— BEGIN Supplied records —
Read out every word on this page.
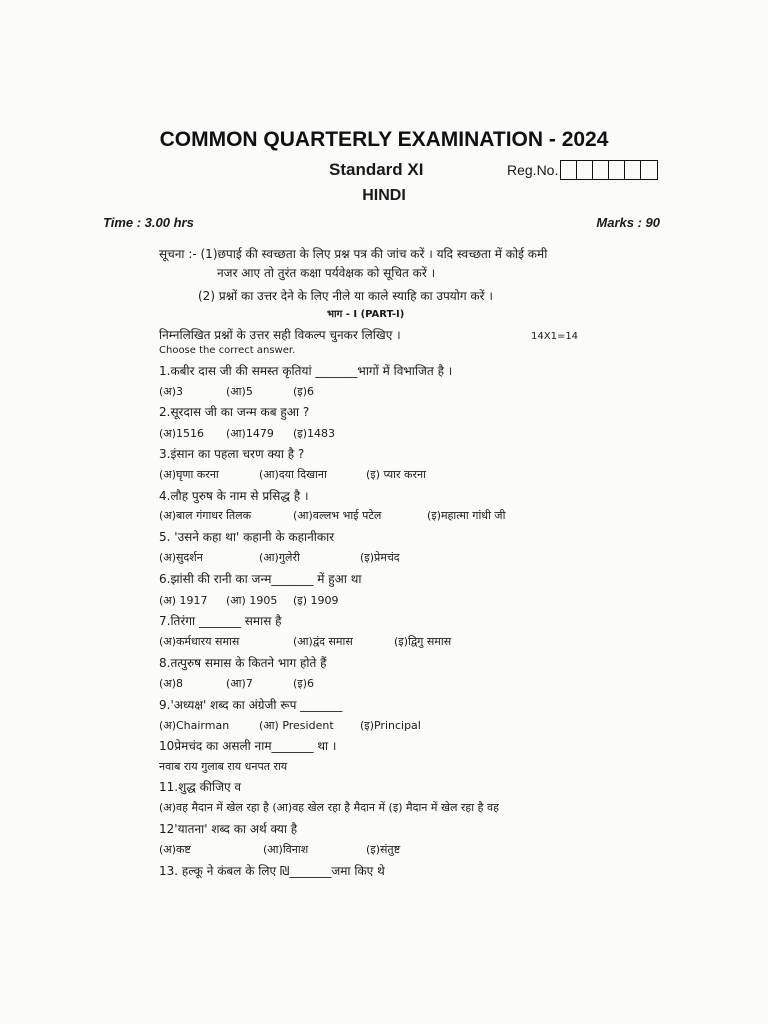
COMMON QUARTERLY EXAMINATION - 2024
Standard XI	Reg.No.
HINDI
Time : 3.00 hrs	Marks : 90
सूचना :- (1)छपाई की स्वच्छता के लिए प्रश्न पत्र की जांच करें । यदि स्वच्छता में कोई कमी
नजर आए तो तुरंत कक्षा पर्यवेक्षक को सूचित करें ।
(2) प्रश्नों का उत्तर देने के लिए नीले या काले स्याहि का उपयोग करें ।
भाग - I (PART-I)
निम्नलिखित प्रश्नों के उत्तर सही विकल्प चुनकर लिखिए ।	14X1=14
Choose the correct answer.
1.कबीर दास जी की समस्त कृतियां _______भागों में विभाजित है ।
(अ)3	(आ)5	(इ)6
2.सूरदास जी का जन्म कब हुआ ?
(अ)1516 (आ)1479 (इ)1483
3.इंसान का पहला चरण क्या है ?
(अ)घृणा करना	(आ)दया दिखाना	(इ) प्यार करना
4.लौह पुरुष के नाम से प्रसिद्ध है ।
(अ)बाल गंगाधर तिलक	(आ)वल्लभ भाई पटेल	(इ)महात्मा गांधी जी
5. 'उसने कहा था' कहानी के कहानीकार
(अ)सुदर्शन	(आ)गुलेरी	(इ)प्रेमचंद
6.झांसी की रानी का जन्म_______ में हुआ था
(अ) 1917 (आ) 1905 (इ) 1909
7.तिरंगा _______ समास है
(अ)कर्मधारय समास	(आ)द्वंद समास	(इ)द्विगु समास
8.तत्पुरुष समास के कितने भाग होते हैं
(अ)8	(आ)7	(इ)6
9.'अध्यक्ष' शब्द का अंग्रेजी रूप _______
(अ)Chairman	(आ) President (इ)Principal
10प्रेमचंद का असली नाम_______ था ।
नवाब राय गुलाब राय धनपत राय
11.शुद्ध कीजिए व
(अ)वह मैदान में खेल रहा है (आ)वह खेल रहा है मैदान में (इ) मैदान में खेल रहा है वह
12'यातना' शब्द का अर्थ क्या है
(अ)कष्ट	(आ)विनाश	(इ)संतुष्ट
13. हल्कू ने कंबल के लिए ₪_______जमा किए थे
— END Supplied records —
Give back every line exactly as it stands, pictures excluded.

Read out every word on this page.
COMMON QUARTERLY EXAMINATION - 2024
Standard XI	Reg.No.
HINDI
Time : 3.00 hrs	Marks : 90
सूचना :- (1)छपाई की स्वच्छता के लिए प्रश्न पत्र की जांच करें । यदि स्वच्छता में कोई कमी
नजर आए तो तुरंत कक्षा पर्यवेक्षक को सूचित करें ।
(2) प्रश्नों का उत्तर देने के लिए नीले या काले स्याहि का उपयोग करें ।
भाग - I (PART-I)
निम्नलिखित प्रश्नों के उत्तर सही विकल्प चुनकर लिखिए ।	14X1=14
Choose the correct answer.
1.कबीर दास जी की समस्त कृतियां _______भागों में विभाजित है ।
(अ)3	(आ)5	(इ)6
2.सूरदास जी का जन्म कब हुआ ?
(अ)1516 (आ)1479 (इ)1483
3.इंसान का पहला चरण क्या है ?
(अ)घृणा करना	(आ)दया दिखाना	(इ) प्यार करना
4.लौह पुरुष के नाम से प्रसिद्ध है ।
(अ)बाल गंगाधर तिलक	(आ)वल्लभ भाई पटेल	(इ)महात्मा गांधी जी
5. 'उसने कहा था' कहानी के कहानीकार
(अ)सुदर्शन	(आ)गुलेरी	(इ)प्रेमचंद
6.झांसी की रानी का जन्म_______ में हुआ था
(अ) 1917 (आ) 1905 (इ) 1909
7.तिरंगा _______ समास है
(अ)कर्मधारय समास	(आ)द्वंद समास	(इ)द्विगु समास
8.तत्पुरुष समास के कितने भाग होते हैं
(अ)8	(आ)7	(इ)6
9.'अध्यक्ष' शब्द का अंग्रेजी रूप _______
(अ)Chairman	(आ) President (इ)Principal
10प्रेमचंद का असली नाम_______ था ।
नवाब राय गुलाब राय धनपत राय
11.शुद्ध कीजिए व
(अ)वह मैदान में खेल रहा है (आ)वह खेल रहा है मैदान में (इ) मैदान में खेल रहा है वह
12'यातना' शब्द का अर्थ क्या है
(अ)कष्ट	(आ)विनाश	(इ)संतुष्ट
13. हल्कू ने कंबल के लिए ₪_______जमा किए थे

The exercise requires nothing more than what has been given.